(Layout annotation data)
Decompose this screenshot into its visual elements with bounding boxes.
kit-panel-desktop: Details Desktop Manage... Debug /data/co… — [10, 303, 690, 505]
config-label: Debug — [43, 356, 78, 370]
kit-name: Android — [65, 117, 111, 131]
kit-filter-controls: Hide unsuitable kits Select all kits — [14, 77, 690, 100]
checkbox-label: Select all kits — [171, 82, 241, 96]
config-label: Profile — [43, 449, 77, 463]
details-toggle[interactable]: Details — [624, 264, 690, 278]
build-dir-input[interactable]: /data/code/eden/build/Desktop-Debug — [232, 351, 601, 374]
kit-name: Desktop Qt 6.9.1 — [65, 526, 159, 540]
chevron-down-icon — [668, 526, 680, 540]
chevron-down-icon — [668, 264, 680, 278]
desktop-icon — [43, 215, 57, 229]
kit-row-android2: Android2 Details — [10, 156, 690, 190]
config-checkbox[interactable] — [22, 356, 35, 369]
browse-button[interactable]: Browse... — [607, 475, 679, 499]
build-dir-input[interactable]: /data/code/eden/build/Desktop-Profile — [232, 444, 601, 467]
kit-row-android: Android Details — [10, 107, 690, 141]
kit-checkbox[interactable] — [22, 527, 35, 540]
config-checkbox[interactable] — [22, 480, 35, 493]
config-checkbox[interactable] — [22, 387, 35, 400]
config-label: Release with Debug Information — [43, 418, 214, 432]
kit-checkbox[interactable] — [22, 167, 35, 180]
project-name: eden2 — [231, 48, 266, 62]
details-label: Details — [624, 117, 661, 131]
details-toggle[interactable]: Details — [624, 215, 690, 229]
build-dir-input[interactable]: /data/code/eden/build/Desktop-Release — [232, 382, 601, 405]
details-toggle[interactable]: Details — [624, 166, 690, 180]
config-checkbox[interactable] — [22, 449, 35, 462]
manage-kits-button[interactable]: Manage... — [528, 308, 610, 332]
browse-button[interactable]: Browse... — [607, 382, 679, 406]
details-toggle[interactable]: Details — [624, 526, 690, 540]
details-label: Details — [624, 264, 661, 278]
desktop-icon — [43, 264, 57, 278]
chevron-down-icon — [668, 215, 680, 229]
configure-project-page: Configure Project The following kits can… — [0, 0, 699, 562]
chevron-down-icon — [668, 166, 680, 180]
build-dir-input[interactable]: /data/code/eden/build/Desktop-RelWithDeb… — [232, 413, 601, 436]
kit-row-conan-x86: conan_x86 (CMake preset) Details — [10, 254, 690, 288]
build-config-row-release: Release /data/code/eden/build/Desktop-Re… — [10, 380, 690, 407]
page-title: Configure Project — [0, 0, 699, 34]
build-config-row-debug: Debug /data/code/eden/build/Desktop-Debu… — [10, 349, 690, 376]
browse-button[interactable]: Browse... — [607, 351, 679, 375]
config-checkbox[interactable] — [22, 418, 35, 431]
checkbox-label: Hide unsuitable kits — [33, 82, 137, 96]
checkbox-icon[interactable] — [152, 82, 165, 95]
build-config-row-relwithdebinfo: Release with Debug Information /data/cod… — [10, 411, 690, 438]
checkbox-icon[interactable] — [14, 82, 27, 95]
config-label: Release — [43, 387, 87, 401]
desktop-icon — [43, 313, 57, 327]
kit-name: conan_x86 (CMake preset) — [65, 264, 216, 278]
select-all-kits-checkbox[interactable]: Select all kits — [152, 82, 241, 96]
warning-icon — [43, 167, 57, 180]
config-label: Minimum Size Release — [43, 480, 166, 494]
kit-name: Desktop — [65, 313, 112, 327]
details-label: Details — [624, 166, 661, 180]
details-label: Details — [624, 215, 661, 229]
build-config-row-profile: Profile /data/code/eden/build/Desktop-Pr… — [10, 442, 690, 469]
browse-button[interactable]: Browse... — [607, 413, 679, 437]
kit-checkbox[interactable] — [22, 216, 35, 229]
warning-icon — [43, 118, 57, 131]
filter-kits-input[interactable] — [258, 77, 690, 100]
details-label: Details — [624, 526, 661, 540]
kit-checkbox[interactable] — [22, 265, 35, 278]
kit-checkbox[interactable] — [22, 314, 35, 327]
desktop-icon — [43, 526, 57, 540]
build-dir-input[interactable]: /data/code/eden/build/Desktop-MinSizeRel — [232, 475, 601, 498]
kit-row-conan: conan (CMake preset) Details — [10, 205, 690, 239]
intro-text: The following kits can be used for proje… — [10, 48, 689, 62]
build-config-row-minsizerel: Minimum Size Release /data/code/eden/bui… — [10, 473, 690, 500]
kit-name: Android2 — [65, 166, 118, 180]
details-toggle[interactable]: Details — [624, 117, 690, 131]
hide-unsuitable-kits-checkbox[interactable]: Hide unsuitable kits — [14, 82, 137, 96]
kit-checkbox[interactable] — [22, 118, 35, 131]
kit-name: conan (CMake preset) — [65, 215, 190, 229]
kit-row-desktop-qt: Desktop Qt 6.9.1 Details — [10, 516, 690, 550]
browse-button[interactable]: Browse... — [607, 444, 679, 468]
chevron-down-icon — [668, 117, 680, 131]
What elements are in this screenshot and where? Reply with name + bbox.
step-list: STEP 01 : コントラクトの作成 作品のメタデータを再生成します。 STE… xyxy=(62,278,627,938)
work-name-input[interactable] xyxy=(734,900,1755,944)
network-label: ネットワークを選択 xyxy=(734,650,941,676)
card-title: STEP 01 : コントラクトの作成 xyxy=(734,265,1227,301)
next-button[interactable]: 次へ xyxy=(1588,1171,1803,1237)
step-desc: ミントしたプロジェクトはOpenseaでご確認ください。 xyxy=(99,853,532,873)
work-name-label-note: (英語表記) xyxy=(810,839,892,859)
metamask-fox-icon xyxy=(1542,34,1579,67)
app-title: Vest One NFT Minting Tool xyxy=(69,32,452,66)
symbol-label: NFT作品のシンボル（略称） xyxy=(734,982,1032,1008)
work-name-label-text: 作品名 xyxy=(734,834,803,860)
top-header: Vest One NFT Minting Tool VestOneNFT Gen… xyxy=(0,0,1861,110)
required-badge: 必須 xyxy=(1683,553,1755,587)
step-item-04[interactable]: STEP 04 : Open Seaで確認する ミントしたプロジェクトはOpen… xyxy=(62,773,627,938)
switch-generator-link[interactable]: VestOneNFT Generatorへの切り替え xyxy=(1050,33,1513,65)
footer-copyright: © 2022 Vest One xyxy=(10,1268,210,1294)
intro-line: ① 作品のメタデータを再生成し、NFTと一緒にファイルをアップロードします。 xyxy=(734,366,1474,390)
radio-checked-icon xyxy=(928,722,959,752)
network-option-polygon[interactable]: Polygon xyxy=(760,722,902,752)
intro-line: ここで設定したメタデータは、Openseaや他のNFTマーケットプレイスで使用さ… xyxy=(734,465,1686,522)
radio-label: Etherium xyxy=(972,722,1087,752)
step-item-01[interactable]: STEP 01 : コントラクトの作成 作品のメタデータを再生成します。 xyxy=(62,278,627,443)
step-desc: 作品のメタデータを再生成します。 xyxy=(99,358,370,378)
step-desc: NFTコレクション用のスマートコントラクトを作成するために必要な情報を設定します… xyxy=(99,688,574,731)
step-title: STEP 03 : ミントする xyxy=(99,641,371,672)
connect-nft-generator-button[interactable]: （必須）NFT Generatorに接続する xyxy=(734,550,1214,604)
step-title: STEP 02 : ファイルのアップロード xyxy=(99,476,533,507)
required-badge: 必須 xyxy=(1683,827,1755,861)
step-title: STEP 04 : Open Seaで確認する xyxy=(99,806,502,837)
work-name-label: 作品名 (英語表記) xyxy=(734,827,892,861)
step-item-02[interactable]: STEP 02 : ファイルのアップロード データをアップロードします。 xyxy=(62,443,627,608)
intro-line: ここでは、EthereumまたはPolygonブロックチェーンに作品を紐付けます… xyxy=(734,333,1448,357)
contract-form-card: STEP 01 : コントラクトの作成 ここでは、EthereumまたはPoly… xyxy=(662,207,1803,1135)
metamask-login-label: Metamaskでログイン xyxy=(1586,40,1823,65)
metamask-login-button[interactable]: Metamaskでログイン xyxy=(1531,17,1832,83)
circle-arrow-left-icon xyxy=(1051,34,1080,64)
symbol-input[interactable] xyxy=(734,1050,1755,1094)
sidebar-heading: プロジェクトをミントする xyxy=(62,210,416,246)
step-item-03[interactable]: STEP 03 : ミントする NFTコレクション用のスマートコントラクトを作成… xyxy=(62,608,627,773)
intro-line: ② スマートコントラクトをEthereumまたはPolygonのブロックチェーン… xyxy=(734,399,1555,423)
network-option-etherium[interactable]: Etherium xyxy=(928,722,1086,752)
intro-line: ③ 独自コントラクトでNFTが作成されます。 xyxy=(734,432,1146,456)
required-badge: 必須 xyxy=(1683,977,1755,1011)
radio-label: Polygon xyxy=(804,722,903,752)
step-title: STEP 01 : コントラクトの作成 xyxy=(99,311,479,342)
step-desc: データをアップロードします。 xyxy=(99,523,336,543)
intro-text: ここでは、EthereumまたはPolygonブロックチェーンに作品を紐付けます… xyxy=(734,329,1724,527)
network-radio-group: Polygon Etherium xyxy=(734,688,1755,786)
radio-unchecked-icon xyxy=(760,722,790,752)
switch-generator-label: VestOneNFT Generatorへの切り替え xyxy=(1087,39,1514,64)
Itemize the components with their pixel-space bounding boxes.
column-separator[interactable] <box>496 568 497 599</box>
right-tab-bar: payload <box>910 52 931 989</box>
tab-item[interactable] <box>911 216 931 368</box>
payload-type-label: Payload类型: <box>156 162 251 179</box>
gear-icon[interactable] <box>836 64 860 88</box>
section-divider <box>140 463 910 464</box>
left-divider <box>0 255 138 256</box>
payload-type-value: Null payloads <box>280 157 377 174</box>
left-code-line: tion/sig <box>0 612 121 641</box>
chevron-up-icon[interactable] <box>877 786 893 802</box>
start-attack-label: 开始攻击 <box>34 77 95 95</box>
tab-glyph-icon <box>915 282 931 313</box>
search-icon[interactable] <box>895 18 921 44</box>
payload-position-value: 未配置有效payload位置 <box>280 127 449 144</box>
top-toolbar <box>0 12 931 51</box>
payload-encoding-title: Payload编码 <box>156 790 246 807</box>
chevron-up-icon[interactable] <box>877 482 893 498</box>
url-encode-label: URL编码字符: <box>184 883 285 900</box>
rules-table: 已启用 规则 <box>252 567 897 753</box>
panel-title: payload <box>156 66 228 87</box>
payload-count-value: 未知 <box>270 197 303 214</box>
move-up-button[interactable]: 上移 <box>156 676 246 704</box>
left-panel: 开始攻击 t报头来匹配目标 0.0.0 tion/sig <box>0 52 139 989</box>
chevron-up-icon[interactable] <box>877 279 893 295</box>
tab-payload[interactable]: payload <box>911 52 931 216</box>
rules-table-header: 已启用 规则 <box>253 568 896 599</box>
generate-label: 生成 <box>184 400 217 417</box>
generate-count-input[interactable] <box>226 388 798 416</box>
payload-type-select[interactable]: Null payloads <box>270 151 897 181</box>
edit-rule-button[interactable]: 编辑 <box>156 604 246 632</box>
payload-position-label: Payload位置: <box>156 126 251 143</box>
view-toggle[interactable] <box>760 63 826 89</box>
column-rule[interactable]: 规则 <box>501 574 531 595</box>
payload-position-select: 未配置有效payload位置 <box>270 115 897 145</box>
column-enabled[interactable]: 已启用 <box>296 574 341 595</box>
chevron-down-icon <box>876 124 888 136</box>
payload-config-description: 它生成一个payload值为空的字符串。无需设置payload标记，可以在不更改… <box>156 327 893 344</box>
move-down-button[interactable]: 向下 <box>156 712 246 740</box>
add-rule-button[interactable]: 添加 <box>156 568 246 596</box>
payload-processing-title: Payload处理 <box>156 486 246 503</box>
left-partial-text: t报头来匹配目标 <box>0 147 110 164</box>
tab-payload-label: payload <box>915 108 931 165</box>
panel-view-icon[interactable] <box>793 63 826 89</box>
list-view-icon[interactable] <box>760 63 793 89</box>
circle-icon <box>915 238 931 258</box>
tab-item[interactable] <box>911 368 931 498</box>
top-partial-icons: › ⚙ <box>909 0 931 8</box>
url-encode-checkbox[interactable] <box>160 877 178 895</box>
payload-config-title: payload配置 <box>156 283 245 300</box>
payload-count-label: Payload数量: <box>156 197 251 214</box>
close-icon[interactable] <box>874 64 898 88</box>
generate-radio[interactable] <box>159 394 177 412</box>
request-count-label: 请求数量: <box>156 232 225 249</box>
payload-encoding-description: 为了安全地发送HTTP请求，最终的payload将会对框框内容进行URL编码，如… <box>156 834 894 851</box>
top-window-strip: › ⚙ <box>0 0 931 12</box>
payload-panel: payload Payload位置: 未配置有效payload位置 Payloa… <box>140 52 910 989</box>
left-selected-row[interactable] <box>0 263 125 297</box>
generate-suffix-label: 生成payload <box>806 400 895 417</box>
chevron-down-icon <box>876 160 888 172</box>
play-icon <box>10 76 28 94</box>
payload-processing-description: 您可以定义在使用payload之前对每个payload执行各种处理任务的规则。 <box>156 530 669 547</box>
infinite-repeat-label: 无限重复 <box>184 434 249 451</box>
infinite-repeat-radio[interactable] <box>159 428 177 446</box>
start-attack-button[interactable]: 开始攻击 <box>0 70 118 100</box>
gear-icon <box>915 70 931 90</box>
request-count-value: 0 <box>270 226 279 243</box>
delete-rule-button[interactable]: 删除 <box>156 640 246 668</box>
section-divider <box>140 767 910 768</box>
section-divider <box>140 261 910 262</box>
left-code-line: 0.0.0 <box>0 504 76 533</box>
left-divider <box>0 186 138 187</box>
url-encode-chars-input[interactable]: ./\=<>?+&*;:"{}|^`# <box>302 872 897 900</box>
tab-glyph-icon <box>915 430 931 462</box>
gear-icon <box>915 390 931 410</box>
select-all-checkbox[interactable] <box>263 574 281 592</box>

SHORT TASK » Reproduce the material word for word, from its first line through the line that contains "details-toggle[interactable]: Details — [624, 166, 690, 180]", with both of those lines included.

ANSWER FOR THIS EXERCISE »
Decompose this screenshot into its visual elements with bounding boxes.
kit-panel-desktop: Details Desktop Manage... Debug /data/co… — [10, 303, 690, 505]
config-label: Debug — [43, 356, 78, 370]
kit-name: Android — [65, 117, 111, 131]
kit-filter-controls: Hide unsuitable kits Select all kits — [14, 77, 690, 100]
checkbox-label: Select all kits — [171, 82, 241, 96]
config-label: Profile — [43, 449, 77, 463]
details-toggle[interactable]: Details — [624, 264, 690, 278]
build-dir-input[interactable]: /data/code/eden/build/Desktop-Debug — [232, 351, 601, 374]
kit-name: Desktop Qt 6.9.1 — [65, 526, 159, 540]
chevron-down-icon — [668, 526, 680, 540]
chevron-down-icon — [668, 264, 680, 278]
desktop-icon — [43, 215, 57, 229]
kit-row-android2: Android2 Details — [10, 156, 690, 190]
config-checkbox[interactable] — [22, 356, 35, 369]
browse-button[interactable]: Browse... — [607, 475, 679, 499]
build-dir-input[interactable]: /data/code/eden/build/Desktop-Profile — [232, 444, 601, 467]
kit-row-android: Android Details — [10, 107, 690, 141]
kit-checkbox[interactable] — [22, 527, 35, 540]
config-checkbox[interactable] — [22, 480, 35, 493]
config-checkbox[interactable] — [22, 387, 35, 400]
config-label: Release with Debug Information — [43, 418, 214, 432]
kit-checkbox[interactable] — [22, 167, 35, 180]
project-name: eden2 — [231, 48, 266, 62]
details-label: Details — [624, 117, 661, 131]
details-toggle[interactable]: Details — [624, 215, 690, 229]
build-dir-input[interactable]: /data/code/eden/build/Desktop-Release — [232, 382, 601, 405]
details-toggle[interactable]: Details — [624, 166, 690, 180]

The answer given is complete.